_Work to complete_
Search the data for the word "shown" and copy every line where it occurs.

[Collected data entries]
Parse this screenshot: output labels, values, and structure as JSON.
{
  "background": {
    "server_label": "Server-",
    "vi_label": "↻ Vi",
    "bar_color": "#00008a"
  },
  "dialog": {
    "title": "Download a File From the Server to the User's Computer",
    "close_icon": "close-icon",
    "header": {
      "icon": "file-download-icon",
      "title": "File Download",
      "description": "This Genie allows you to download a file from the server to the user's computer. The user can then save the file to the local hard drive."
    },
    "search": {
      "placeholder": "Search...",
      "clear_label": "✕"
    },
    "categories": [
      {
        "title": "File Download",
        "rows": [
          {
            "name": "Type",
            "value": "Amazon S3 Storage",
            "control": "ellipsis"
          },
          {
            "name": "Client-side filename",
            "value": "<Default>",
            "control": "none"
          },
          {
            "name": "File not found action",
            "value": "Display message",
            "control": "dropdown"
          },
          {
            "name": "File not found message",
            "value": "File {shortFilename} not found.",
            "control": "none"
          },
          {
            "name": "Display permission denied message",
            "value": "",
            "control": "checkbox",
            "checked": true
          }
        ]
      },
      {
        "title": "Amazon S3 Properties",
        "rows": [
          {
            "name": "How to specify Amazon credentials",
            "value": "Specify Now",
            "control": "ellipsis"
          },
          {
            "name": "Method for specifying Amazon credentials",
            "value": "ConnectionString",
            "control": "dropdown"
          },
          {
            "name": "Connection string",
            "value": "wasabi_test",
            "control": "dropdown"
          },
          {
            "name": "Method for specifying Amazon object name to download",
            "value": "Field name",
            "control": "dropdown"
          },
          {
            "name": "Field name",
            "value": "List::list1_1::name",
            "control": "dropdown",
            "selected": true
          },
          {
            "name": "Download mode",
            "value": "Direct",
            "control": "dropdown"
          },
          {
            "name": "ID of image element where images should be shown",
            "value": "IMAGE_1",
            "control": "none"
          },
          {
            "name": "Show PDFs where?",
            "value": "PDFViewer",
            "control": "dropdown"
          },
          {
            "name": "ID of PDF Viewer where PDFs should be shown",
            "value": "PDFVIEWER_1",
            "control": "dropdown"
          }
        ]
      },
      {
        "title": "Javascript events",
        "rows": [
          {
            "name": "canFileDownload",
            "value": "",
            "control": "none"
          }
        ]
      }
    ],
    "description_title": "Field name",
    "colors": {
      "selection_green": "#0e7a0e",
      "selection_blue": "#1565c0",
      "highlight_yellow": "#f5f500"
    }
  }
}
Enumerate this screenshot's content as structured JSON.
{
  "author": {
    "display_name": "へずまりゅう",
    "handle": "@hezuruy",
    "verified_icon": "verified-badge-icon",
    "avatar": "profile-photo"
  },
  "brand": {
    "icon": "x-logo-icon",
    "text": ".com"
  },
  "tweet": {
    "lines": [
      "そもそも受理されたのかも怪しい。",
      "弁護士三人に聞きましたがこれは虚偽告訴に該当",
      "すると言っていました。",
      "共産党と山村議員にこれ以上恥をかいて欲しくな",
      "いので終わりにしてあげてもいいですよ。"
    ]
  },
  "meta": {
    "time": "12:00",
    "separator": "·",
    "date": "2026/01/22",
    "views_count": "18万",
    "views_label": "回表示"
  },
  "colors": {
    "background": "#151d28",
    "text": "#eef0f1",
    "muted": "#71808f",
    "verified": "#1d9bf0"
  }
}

_In response_
            "name": "ID of image element where images should be shown",
            "name": "ID of PDF Viewer where PDFs should be shown",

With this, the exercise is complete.